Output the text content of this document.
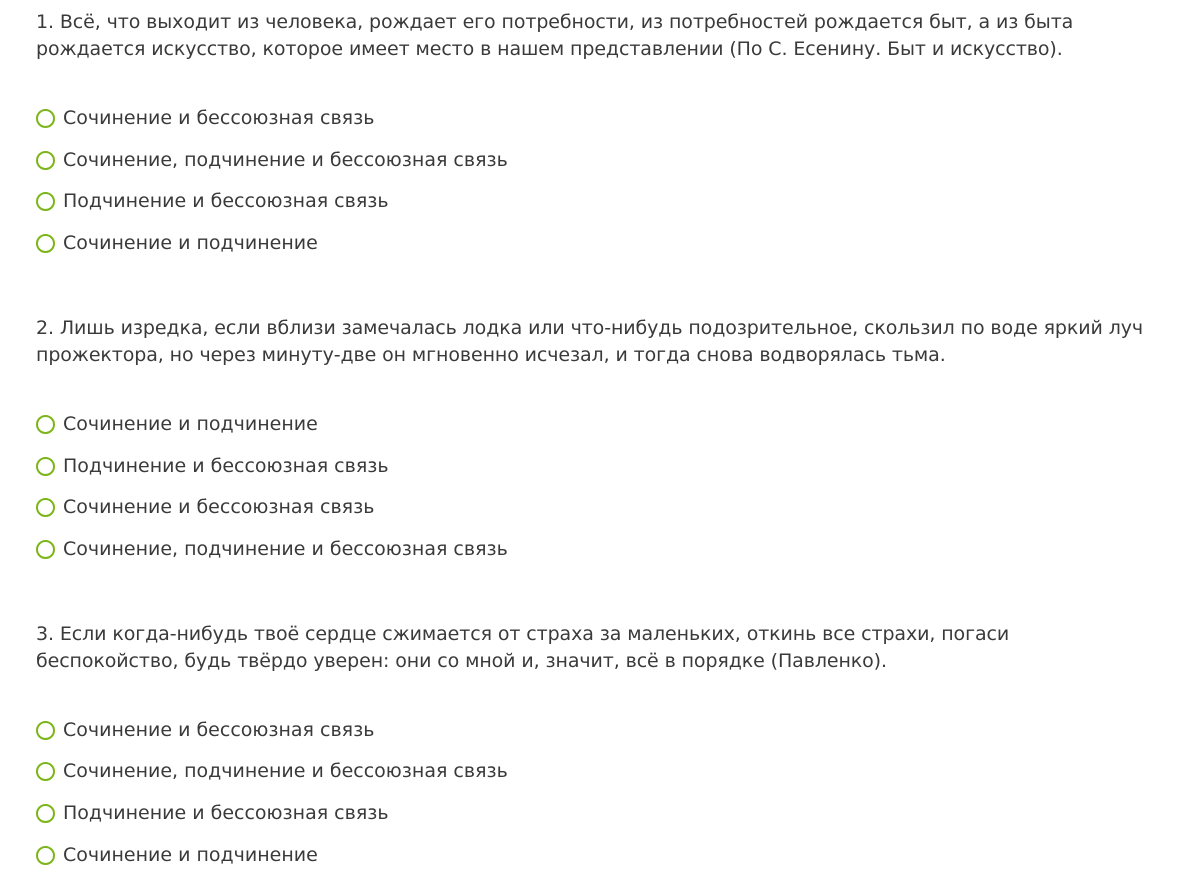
1. Всё, что выходит из человека, рождает его потребности, из потребностей рождается быт, а из быта рождается искусство, которое имеет место в нашем представлении (По С. Есенину. Быт и искусство).

Сочинение и бессоюзная связь
Сочинение, подчинение и бессоюзная связь
Подчинение и бессоюзная связь
Сочинение и подчинение

2. Лишь изредка, если вблизи замечалась лодка или что-нибудь подозрительное, скользил по воде яркий луч прожектора, но через минуту-две он мгновенно исчезал, и тогда снова водворялась тьма.

Сочинение и подчинение
Подчинение и бессоюзная связь
Сочинение и бессоюзная связь
Сочинение, подчинение и бессоюзная связь

3. Если когда-нибудь твоё сердце сжимается от страха за маленьких, откинь все страхи, погаси беспокойство, будь твёрдо уверен: они со мной и, значит, всё в порядке (Павленко).

Сочинение и бессоюзная связь
Сочинение, подчинение и бессоюзная связь
Подчинение и бессоюзная связь
Сочинение и подчинение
○ ○ ○ ○ ○ ○ ○
_What needs to be done_
All of the material above should be reproduced exactly, except the pictures.

_Result_
Output the text content of this document.
1. Всё, что выходит из человека, рождает его потребности, из потребностей рождается быт, а из быта рождается искусство, которое имеет место в нашем представлении (По С. Есенину. Быт и искусство).

Сочинение и бессоюзная связь
Сочинение, подчинение и бессоюзная связь
Подчинение и бессоюзная связь
Сочинение и подчинение

2. Лишь изредка, если вблизи замечалась лодка или что-нибудь подозрительное, скользил по воде яркий луч прожектора, но через минуту-две он мгновенно исчезал, и тогда снова водворялась тьма.

Сочинение и подчинение
Подчинение и бессоюзная связь
Сочинение и бессоюзная связь
Сочинение, подчинение и бессоюзная связь

3. Если когда-нибудь твоё сердце сжимается от страха за маленьких, откинь все страхи, погаси беспокойство, будь твёрдо уверен: они со мной и, значит, всё в порядке (Павленко).

Сочинение и бессоюзная связь
Сочинение, подчинение и бессоюзная связь
Подчинение и бессоюзная связь
Сочинение и подчинение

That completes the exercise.